[BEGIN Provided records]

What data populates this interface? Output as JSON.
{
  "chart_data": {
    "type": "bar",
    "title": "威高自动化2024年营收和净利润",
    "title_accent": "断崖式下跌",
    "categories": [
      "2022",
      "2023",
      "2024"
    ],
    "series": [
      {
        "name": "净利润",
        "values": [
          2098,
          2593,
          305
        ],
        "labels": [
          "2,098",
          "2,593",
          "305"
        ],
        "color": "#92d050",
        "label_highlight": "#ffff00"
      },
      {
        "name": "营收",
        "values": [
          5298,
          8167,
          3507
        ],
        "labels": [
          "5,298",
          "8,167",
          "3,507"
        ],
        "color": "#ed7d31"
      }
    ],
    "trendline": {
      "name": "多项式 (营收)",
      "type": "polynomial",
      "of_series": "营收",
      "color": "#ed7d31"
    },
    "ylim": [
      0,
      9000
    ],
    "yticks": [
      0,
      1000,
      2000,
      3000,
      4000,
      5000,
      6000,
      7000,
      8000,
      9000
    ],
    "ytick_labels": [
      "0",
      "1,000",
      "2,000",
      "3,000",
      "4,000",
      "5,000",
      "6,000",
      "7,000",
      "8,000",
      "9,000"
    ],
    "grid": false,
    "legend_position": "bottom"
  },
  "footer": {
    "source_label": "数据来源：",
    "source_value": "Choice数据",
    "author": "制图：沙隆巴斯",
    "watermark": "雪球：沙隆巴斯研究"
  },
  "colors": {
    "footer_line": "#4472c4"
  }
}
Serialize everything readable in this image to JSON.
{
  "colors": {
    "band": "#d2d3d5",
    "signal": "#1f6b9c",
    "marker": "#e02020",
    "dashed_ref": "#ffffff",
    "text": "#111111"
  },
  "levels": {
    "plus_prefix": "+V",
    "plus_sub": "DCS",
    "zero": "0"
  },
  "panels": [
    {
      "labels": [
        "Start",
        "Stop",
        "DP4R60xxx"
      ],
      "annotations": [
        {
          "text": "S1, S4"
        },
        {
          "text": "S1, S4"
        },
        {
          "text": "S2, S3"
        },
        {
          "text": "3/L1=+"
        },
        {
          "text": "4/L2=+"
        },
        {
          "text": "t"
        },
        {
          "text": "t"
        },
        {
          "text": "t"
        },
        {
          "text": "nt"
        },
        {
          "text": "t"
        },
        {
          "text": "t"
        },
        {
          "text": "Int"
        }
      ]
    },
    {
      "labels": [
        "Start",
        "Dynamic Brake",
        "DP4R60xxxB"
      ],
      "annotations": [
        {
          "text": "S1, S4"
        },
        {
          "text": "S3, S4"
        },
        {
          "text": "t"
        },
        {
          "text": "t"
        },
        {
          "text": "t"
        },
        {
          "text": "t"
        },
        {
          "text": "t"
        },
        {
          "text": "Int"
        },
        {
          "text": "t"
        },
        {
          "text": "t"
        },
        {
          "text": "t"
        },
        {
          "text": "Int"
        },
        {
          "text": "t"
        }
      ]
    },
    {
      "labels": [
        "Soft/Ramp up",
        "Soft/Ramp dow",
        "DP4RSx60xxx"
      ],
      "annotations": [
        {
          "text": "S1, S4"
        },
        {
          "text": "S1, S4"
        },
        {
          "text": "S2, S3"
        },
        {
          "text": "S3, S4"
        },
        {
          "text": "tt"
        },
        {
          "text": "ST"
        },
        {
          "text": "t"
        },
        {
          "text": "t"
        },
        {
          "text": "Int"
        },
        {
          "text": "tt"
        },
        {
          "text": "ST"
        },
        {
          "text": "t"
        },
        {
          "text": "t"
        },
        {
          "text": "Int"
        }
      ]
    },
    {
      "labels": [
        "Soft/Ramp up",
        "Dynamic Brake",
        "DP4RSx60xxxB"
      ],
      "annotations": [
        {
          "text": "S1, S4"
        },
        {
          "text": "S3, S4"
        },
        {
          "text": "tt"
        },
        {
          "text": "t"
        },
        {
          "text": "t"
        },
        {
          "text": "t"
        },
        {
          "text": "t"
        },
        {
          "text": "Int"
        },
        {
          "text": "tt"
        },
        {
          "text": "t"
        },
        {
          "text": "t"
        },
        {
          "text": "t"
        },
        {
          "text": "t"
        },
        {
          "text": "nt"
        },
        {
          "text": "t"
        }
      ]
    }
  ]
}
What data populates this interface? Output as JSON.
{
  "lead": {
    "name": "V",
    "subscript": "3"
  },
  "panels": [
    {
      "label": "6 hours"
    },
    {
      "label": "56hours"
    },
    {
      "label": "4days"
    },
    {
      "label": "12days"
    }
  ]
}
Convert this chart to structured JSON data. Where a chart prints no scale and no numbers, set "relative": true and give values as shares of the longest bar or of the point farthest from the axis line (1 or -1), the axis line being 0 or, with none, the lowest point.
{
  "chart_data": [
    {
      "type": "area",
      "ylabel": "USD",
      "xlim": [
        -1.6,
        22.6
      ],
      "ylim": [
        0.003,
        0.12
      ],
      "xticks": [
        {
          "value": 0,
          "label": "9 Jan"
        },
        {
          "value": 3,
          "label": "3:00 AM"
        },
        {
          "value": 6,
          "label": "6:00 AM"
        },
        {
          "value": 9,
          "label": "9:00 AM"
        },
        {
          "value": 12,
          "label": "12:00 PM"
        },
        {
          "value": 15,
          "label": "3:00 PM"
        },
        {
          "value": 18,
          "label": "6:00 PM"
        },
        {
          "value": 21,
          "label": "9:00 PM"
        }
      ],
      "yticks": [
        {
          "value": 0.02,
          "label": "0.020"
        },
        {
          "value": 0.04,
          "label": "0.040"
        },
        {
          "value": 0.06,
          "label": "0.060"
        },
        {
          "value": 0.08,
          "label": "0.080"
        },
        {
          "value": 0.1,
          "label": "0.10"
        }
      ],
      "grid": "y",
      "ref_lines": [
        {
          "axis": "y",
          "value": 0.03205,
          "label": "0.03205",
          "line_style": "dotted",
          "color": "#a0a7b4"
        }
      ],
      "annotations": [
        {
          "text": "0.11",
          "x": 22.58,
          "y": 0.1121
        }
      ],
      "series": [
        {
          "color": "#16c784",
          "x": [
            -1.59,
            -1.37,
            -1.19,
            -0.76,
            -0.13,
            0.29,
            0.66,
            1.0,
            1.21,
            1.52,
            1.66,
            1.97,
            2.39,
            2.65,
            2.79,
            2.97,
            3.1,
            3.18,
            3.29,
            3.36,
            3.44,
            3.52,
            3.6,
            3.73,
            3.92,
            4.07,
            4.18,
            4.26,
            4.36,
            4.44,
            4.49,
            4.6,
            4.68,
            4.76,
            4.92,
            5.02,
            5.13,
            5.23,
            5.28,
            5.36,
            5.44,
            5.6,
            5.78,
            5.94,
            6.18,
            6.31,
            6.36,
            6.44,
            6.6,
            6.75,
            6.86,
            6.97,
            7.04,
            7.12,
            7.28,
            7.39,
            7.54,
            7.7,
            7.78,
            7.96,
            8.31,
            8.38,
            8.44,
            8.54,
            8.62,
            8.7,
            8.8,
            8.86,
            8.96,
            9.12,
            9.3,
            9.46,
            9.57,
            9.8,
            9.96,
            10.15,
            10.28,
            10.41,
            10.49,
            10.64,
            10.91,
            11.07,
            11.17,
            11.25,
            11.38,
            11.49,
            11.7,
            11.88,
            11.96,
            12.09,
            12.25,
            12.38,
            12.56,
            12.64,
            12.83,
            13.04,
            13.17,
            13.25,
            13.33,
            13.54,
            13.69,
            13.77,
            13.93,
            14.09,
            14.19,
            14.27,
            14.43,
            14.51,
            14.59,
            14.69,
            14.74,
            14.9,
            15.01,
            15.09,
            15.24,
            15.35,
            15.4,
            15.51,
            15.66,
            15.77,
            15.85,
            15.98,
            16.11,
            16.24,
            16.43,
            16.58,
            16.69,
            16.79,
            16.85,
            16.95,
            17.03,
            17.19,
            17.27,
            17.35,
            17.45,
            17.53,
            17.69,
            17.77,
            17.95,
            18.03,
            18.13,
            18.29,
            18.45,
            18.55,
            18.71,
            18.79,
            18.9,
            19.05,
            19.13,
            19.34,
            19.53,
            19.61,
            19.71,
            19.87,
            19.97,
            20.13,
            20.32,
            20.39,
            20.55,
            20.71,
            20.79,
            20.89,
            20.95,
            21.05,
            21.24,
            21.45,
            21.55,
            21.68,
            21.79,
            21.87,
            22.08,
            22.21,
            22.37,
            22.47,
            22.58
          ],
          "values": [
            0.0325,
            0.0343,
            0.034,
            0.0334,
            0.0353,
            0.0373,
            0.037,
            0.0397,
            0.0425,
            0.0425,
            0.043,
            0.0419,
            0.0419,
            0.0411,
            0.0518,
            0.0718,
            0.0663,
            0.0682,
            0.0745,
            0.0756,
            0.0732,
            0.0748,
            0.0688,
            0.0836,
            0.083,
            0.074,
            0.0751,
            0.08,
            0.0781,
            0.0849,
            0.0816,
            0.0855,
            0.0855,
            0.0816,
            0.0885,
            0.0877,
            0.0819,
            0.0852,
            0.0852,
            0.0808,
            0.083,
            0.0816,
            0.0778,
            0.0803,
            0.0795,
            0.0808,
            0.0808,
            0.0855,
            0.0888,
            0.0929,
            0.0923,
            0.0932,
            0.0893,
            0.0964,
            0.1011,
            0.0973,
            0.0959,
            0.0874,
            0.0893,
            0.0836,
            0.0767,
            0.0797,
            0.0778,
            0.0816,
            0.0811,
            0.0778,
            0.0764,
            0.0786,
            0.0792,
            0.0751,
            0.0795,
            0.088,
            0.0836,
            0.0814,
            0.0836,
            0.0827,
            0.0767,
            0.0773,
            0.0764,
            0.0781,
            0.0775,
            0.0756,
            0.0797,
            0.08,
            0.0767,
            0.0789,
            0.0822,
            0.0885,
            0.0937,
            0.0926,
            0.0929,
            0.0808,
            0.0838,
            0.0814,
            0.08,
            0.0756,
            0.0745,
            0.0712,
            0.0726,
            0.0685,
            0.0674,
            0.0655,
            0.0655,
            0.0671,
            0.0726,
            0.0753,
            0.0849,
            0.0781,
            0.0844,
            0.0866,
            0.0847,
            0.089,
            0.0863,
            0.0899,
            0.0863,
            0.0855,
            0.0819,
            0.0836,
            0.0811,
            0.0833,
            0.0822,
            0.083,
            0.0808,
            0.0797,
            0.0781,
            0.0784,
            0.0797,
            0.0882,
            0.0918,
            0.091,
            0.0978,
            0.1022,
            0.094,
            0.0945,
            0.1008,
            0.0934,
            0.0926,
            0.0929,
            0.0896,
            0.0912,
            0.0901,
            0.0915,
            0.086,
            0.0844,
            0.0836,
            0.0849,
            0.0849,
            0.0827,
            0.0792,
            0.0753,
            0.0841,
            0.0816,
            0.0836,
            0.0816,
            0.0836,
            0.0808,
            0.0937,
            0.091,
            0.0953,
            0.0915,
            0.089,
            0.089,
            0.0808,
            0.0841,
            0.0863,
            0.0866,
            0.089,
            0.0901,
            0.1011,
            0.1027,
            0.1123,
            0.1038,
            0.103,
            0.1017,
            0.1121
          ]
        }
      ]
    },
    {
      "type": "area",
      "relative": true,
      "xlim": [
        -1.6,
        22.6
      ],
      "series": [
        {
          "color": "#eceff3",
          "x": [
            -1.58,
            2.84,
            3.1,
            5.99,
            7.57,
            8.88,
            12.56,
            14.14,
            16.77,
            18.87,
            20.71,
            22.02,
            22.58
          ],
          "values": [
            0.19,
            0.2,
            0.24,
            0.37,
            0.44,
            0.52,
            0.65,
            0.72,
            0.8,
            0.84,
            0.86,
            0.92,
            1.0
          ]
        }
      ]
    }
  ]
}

[END Provided records]

▶ Goal:
Count the lines in which the string "this" appears, then report only that figure.

▶ Task solution:
4